━━━━━ MATERIALS PROVIDED

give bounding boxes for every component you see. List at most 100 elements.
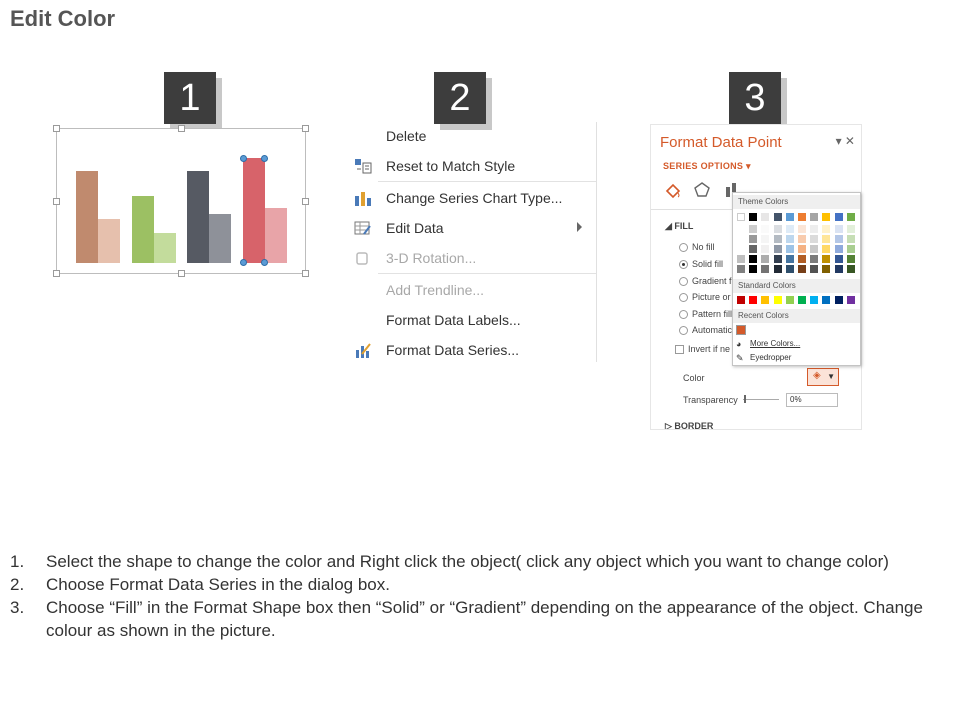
- bar-group3-dark[interactable]: [187, 171, 209, 263]
- color-swatch[interactable]: [773, 213, 782, 221]
- resize-handle[interactable]: [53, 270, 60, 277]
- color-swatch[interactable]: [822, 245, 831, 253]
- recent-color-swatch[interactable]: [736, 325, 746, 335]
- bar-group4-light[interactable]: [265, 208, 287, 263]
- radio-picture-fill[interactable]: Picture or: [679, 292, 731, 306]
- color-swatch[interactable]: [798, 235, 806, 243]
- color-swatch[interactable]: [822, 213, 831, 221]
- color-swatch[interactable]: [822, 255, 831, 263]
- selection-handle[interactable]: [240, 155, 247, 162]
- color-swatch[interactable]: [846, 245, 855, 253]
- color-swatch[interactable]: [798, 225, 806, 233]
- color-swatch[interactable]: [810, 213, 819, 221]
- color-swatch[interactable]: [785, 213, 794, 221]
- more-colors-link[interactable]: More Colors...: [750, 339, 800, 348]
- color-swatch[interactable]: [785, 265, 794, 273]
- color-swatch[interactable]: [749, 213, 758, 221]
- color-swatch[interactable]: [749, 265, 758, 273]
- standard-color-swatch[interactable]: [810, 296, 819, 304]
- fill-section-header[interactable]: ◢ FILL: [665, 221, 693, 232]
- color-swatch[interactable]: [773, 225, 782, 233]
- color-swatch[interactable]: [785, 235, 794, 243]
- slider-thumb[interactable]: [744, 395, 746, 403]
- radio-button[interactable]: [679, 310, 688, 320]
- standard-color-swatch[interactable]: [798, 296, 806, 304]
- color-swatch[interactable]: [785, 225, 794, 233]
- series-options-dropdown[interactable]: SERIES OPTIONS ▾: [663, 161, 751, 172]
- color-swatch[interactable]: [761, 235, 770, 243]
- color-swatch[interactable]: [749, 255, 758, 263]
- color-swatch[interactable]: [834, 265, 843, 273]
- color-swatch[interactable]: [822, 235, 831, 243]
- pane-close-controls[interactable]: ▾ ✕: [836, 134, 855, 148]
- standard-color-swatch[interactable]: [834, 296, 843, 304]
- color-swatch[interactable]: [761, 245, 770, 253]
- bar-group2-light[interactable]: [154, 233, 176, 263]
- border-section-header[interactable]: ▷ BORDER: [665, 421, 713, 429]
- color-swatch[interactable]: [785, 245, 794, 253]
- color-swatch[interactable]: [798, 213, 806, 221]
- color-swatch[interactable]: [737, 255, 745, 263]
- color-swatch[interactable]: [737, 265, 745, 273]
- radio-button[interactable]: [679, 260, 688, 270]
- transparency-slider[interactable]: [743, 399, 779, 400]
- radio-button[interactable]: [679, 293, 688, 303]
- color-swatch[interactable]: [846, 235, 855, 243]
- standard-color-swatch[interactable]: [785, 296, 794, 304]
- color-swatch[interactable]: [798, 265, 806, 273]
- color-swatch[interactable]: [798, 245, 806, 253]
- selection-handle[interactable]: [261, 259, 268, 266]
- color-swatch[interactable]: [773, 235, 782, 243]
- bar-group1-light[interactable]: [98, 219, 120, 263]
- color-swatch[interactable]: [737, 213, 745, 221]
- color-swatch[interactable]: [761, 255, 770, 263]
- radio-button[interactable]: [679, 277, 688, 287]
- bar-group2-dark[interactable]: [132, 196, 154, 263]
- color-swatch[interactable]: [773, 255, 782, 263]
- color-swatch[interactable]: [834, 235, 843, 243]
- resize-handle[interactable]: [53, 198, 60, 205]
- transparency-input[interactable]: 0%: [786, 393, 838, 407]
- menu-item-edit-data[interactable]: Edit Data: [348, 214, 596, 242]
- color-picker-button[interactable]: ◈ ▼: [807, 368, 839, 386]
- resize-handle[interactable]: [302, 198, 309, 205]
- resize-handle[interactable]: [178, 125, 185, 132]
- effects-icon[interactable]: [693, 181, 711, 204]
- color-swatch[interactable]: [761, 265, 770, 273]
- menu-item-change-chart-type[interactable]: Change Series Chart Type...: [348, 184, 596, 212]
- color-swatch[interactable]: [810, 255, 819, 263]
- color-swatch[interactable]: [749, 235, 758, 243]
- radio-button[interactable]: [679, 326, 688, 336]
- color-swatch[interactable]: [810, 265, 819, 273]
- color-swatch[interactable]: [810, 235, 819, 243]
- color-swatch[interactable]: [846, 225, 855, 233]
- standard-color-swatch[interactable]: [737, 296, 745, 304]
- radio-button[interactable]: [679, 243, 688, 253]
- color-swatch[interactable]: [798, 255, 806, 263]
- standard-color-swatch[interactable]: [822, 296, 831, 304]
- fill-line-icon[interactable]: [663, 181, 681, 204]
- color-swatch[interactable]: [834, 213, 843, 221]
- menu-item-delete[interactable]: Delete: [348, 122, 596, 150]
- radio-no-fill[interactable]: No fill: [679, 242, 715, 256]
- color-swatch[interactable]: [822, 265, 831, 273]
- radio-automatic[interactable]: Automatic: [679, 325, 732, 339]
- color-swatch[interactable]: [810, 225, 819, 233]
- color-swatch[interactable]: [761, 213, 770, 221]
- standard-color-swatch[interactable]: [773, 296, 782, 304]
- color-swatch[interactable]: [834, 255, 843, 263]
- chart-area[interactable]: [53, 125, 309, 277]
- standard-color-swatch[interactable]: [761, 296, 770, 304]
- color-swatch[interactable]: [773, 265, 782, 273]
- bar-group1-dark[interactable]: [76, 171, 98, 263]
- color-swatch[interactable]: [846, 213, 855, 221]
- menu-item-reset-style[interactable]: Reset to Match Style: [348, 152, 596, 180]
- selection-handle[interactable]: [240, 259, 247, 266]
- color-swatch[interactable]: [761, 225, 770, 233]
- color-swatch[interactable]: [737, 225, 745, 233]
- radio-solid-fill[interactable]: Solid fill: [679, 259, 723, 273]
- color-swatch[interactable]: [737, 245, 745, 253]
- standard-color-swatch[interactable]: [749, 296, 758, 304]
- color-swatch[interactable]: [822, 225, 831, 233]
- invert-checkbox-row[interactable]: Invert if ne: [675, 344, 730, 358]
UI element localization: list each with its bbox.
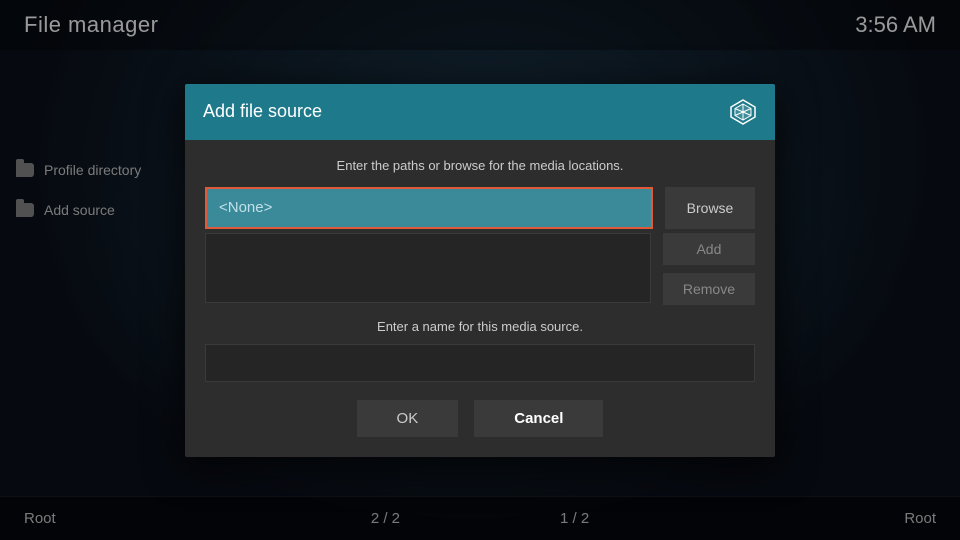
remove-button[interactable]: Remove xyxy=(663,273,755,305)
source-list xyxy=(205,233,651,303)
source-path-input[interactable] xyxy=(207,189,651,226)
media-source-name-input[interactable] xyxy=(205,344,755,382)
source-list-area: Add Remove xyxy=(205,233,755,305)
dialog-footer: OK Cancel xyxy=(205,400,755,437)
side-buttons: Add Remove xyxy=(663,233,755,305)
add-button[interactable]: Add xyxy=(663,233,755,265)
dialog-body: Enter the paths or browse for the media … xyxy=(185,140,775,457)
browse-button[interactable]: Browse xyxy=(665,187,755,229)
dialog-title: Add file source xyxy=(203,101,322,122)
source-input-wrapper[interactable] xyxy=(205,187,653,229)
kodi-logo-icon xyxy=(729,98,757,126)
source-row: Browse xyxy=(205,187,755,229)
paths-instruction: Enter the paths or browse for the media … xyxy=(205,158,755,173)
dialog-overlay: Add file source Enter the paths or brows… xyxy=(0,0,960,540)
cancel-button[interactable]: Cancel xyxy=(474,400,603,437)
add-file-source-dialog: Add file source Enter the paths or brows… xyxy=(185,84,775,457)
dialog-header: Add file source xyxy=(185,84,775,140)
name-instruction: Enter a name for this media source. xyxy=(205,319,755,334)
ok-button[interactable]: OK xyxy=(357,400,459,437)
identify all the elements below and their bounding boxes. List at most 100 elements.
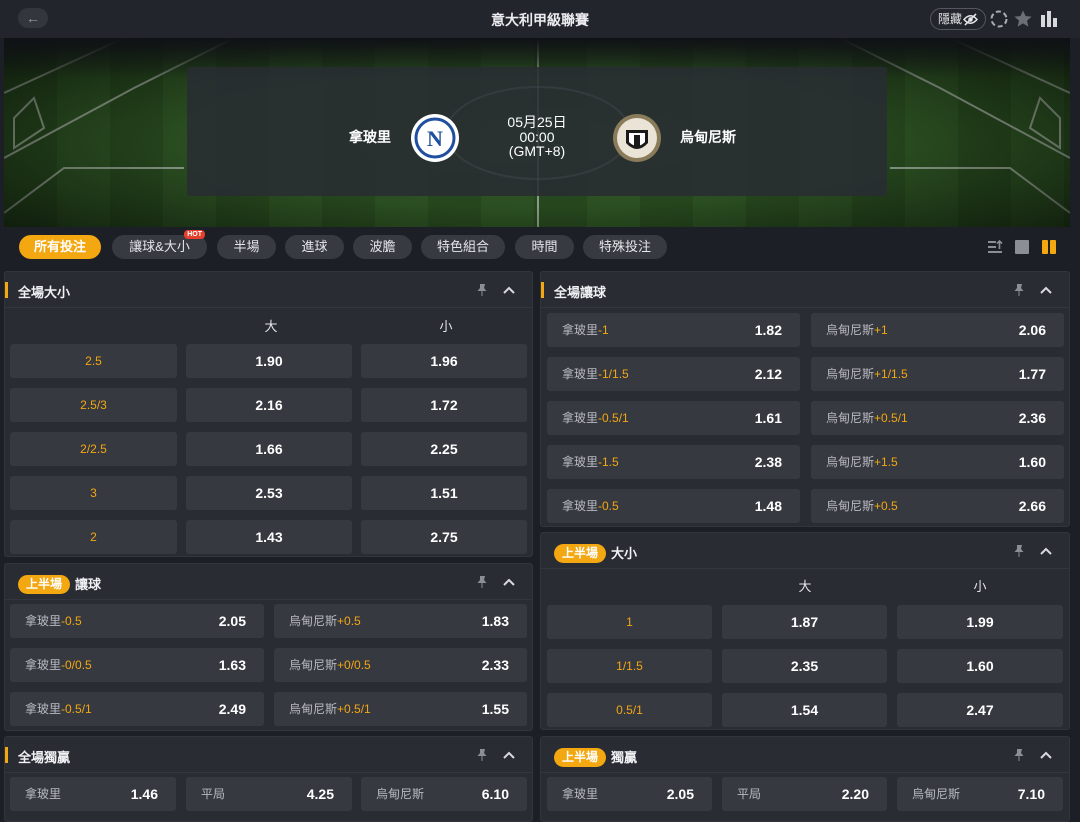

━━━━━━━━━━

REQUIREMENT — Reproduce every line of the data above word for word, but leave the pictures out.

FINISHED EXERCISE —
give bounding boxes for every component you see. List at most 100 elements.
- bar-group3-dark[interactable]: [187, 171, 209, 263]
- color-swatch[interactable]: [773, 213, 782, 221]
- resize-handle[interactable]: [53, 270, 60, 277]
- color-swatch[interactable]: [822, 245, 831, 253]
- recent-color-swatch[interactable]: [736, 325, 746, 335]
- bar-group4-light[interactable]: [265, 208, 287, 263]
- radio-picture-fill[interactable]: Picture or: [679, 292, 731, 306]
- color-swatch[interactable]: [798, 235, 806, 243]
- color-swatch[interactable]: [822, 213, 831, 221]
- color-swatch[interactable]: [822, 255, 831, 263]
- selection-handle[interactable]: [240, 155, 247, 162]
- color-swatch[interactable]: [846, 245, 855, 253]
- color-swatch[interactable]: [798, 225, 806, 233]
- color-swatch[interactable]: [810, 213, 819, 221]
- color-swatch[interactable]: [785, 213, 794, 221]
- more-colors-link[interactable]: More Colors...: [750, 339, 800, 348]
- color-swatch[interactable]: [785, 265, 794, 273]
- color-swatch[interactable]: [749, 213, 758, 221]
- color-swatch[interactable]: [749, 265, 758, 273]
- standard-color-swatch[interactable]: [810, 296, 819, 304]
- fill-section-header[interactable]: ◢ FILL: [665, 221, 693, 232]
- color-swatch[interactable]: [773, 225, 782, 233]
- color-swatch[interactable]: [785, 235, 794, 243]
- slider-thumb[interactable]: [744, 395, 746, 403]
- radio-button[interactable]: [679, 310, 688, 320]
- standard-color-swatch[interactable]: [798, 296, 806, 304]
- color-swatch[interactable]: [785, 225, 794, 233]
- series-options-dropdown[interactable]: SERIES OPTIONS ▾: [663, 161, 751, 172]
- color-swatch[interactable]: [761, 235, 770, 243]
- color-swatch[interactable]: [749, 255, 758, 263]
- color-swatch[interactable]: [834, 265, 843, 273]
- color-swatch[interactable]: [822, 235, 831, 243]
- pane-close-controls[interactable]: ▾ ✕: [836, 134, 855, 148]
- standard-color-swatch[interactable]: [834, 296, 843, 304]
- color-swatch[interactable]: [761, 245, 770, 253]
- bar-group2-light[interactable]: [154, 233, 176, 263]
- border-section-header[interactable]: ▷ BORDER: [665, 421, 713, 429]
- color-swatch[interactable]: [785, 245, 794, 253]
- color-swatch[interactable]: [798, 213, 806, 221]
- color-swatch[interactable]: [737, 255, 745, 263]
- color-swatch[interactable]: [737, 265, 745, 273]
- radio-button[interactable]: [679, 260, 688, 270]
- transparency-slider[interactable]: [743, 399, 779, 400]
- radio-button[interactable]: [679, 293, 688, 303]
- color-swatch[interactable]: [846, 235, 855, 243]
- standard-color-swatch[interactable]: [785, 296, 794, 304]
- color-swatch[interactable]: [798, 265, 806, 273]
- color-swatch[interactable]: [798, 245, 806, 253]
- selection-handle[interactable]: [261, 259, 268, 266]
- color-swatch[interactable]: [773, 235, 782, 243]
- bar-group1-light[interactable]: [98, 219, 120, 263]
- color-swatch[interactable]: [737, 213, 745, 221]
- color-swatch[interactable]: [761, 255, 770, 263]
- radio-button[interactable]: [679, 277, 688, 287]
- bar-group2-dark[interactable]: [132, 196, 154, 263]
- color-swatch[interactable]: [773, 255, 782, 263]
- color-swatch[interactable]: [834, 235, 843, 243]
- resize-handle[interactable]: [53, 198, 60, 205]
- transparency-input[interactable]: 0%: [786, 393, 838, 407]
- menu-item-edit-data[interactable]: Edit Data: [348, 214, 596, 242]
- color-picker-button[interactable]: ◈ ▼: [807, 368, 839, 386]
- resize-handle[interactable]: [302, 198, 309, 205]
- resize-handle[interactable]: [178, 125, 185, 132]
- effects-icon[interactable]: [693, 181, 711, 204]
- color-swatch[interactable]: [761, 265, 770, 273]
- menu-item-change-chart-type[interactable]: Change Series Chart Type...: [348, 184, 596, 212]
- color-swatch[interactable]: [810, 255, 819, 263]
- color-swatch[interactable]: [749, 235, 758, 243]
- radio-button[interactable]: [679, 326, 688, 336]
- color-swatch[interactable]: [810, 265, 819, 273]
- color-swatch[interactable]: [810, 235, 819, 243]
- color-swatch[interactable]: [846, 225, 855, 233]
- standard-color-swatch[interactable]: [737, 296, 745, 304]
- radio-button[interactable]: [679, 243, 688, 253]
- color-swatch[interactable]: [798, 255, 806, 263]
- standard-color-swatch[interactable]: [822, 296, 831, 304]
- fill-line-icon[interactable]: [663, 181, 681, 204]
- color-swatch[interactable]: [834, 213, 843, 221]
- menu-item-delete[interactable]: Delete: [348, 122, 596, 150]
- radio-no-fill[interactable]: No fill: [679, 242, 715, 256]
- color-swatch[interactable]: [822, 265, 831, 273]
- radio-automatic[interactable]: Automatic: [679, 325, 732, 339]
- color-swatch[interactable]: [810, 225, 819, 233]
- color-swatch[interactable]: [761, 213, 770, 221]
- standard-color-swatch[interactable]: [773, 296, 782, 304]
- color-swatch[interactable]: [834, 255, 843, 263]
- chart-area[interactable]: [53, 125, 309, 277]
- standard-color-swatch[interactable]: [761, 296, 770, 304]
- color-swatch[interactable]: [773, 265, 782, 273]
- bar-group1-dark[interactable]: [76, 171, 98, 263]
- color-swatch[interactable]: [846, 213, 855, 221]
- menu-item-reset-style[interactable]: Reset to Match Style: [348, 152, 596, 180]
- selection-handle[interactable]: [240, 259, 247, 266]
- color-swatch[interactable]: [761, 225, 770, 233]
- color-swatch[interactable]: [737, 225, 745, 233]
- radio-solid-fill[interactable]: Solid fill: [679, 259, 723, 273]
- color-swatch[interactable]: [737, 245, 745, 253]
- standard-color-swatch[interactable]: [749, 296, 758, 304]
- color-swatch[interactable]: [822, 225, 831, 233]
- invert-checkbox-row[interactable]: Invert if ne: [675, 344, 730, 358]
UI element localization: list each with its bbox.
remove-button[interactable]: Remove xyxy=(663,273,755,305)
source-list xyxy=(205,233,651,303)
source-path-input[interactable] xyxy=(207,189,651,226)
media-source-name-input[interactable] xyxy=(205,344,755,382)
source-list-area: Add Remove xyxy=(205,233,755,305)
dialog-footer: OK Cancel xyxy=(205,400,755,437)
side-buttons: Add Remove xyxy=(663,233,755,305)
add-button[interactable]: Add xyxy=(663,233,755,265)
dialog-body: Enter the paths or browse for the media … xyxy=(185,140,775,457)
browse-button[interactable]: Browse xyxy=(665,187,755,229)
dialog-title: Add file source xyxy=(203,101,322,122)
source-input-wrapper[interactable] xyxy=(205,187,653,229)
kodi-logo-icon xyxy=(729,98,757,126)
source-row: Browse xyxy=(205,187,755,229)
paths-instruction: Enter the paths or browse for the media … xyxy=(205,158,755,173)
dialog-overlay: Add file source Enter the paths or brows… xyxy=(0,0,960,540)
cancel-button[interactable]: Cancel xyxy=(474,400,603,437)
add-file-source-dialog: Add file source Enter the paths or brows… xyxy=(185,84,775,457)
dialog-header: Add file source xyxy=(185,84,775,140)
name-instruction: Enter a name for this media source. xyxy=(205,319,755,334)
ok-button[interactable]: OK xyxy=(357,400,459,437)
identify all the elements below and their bounding boxes. List at most 100 elements.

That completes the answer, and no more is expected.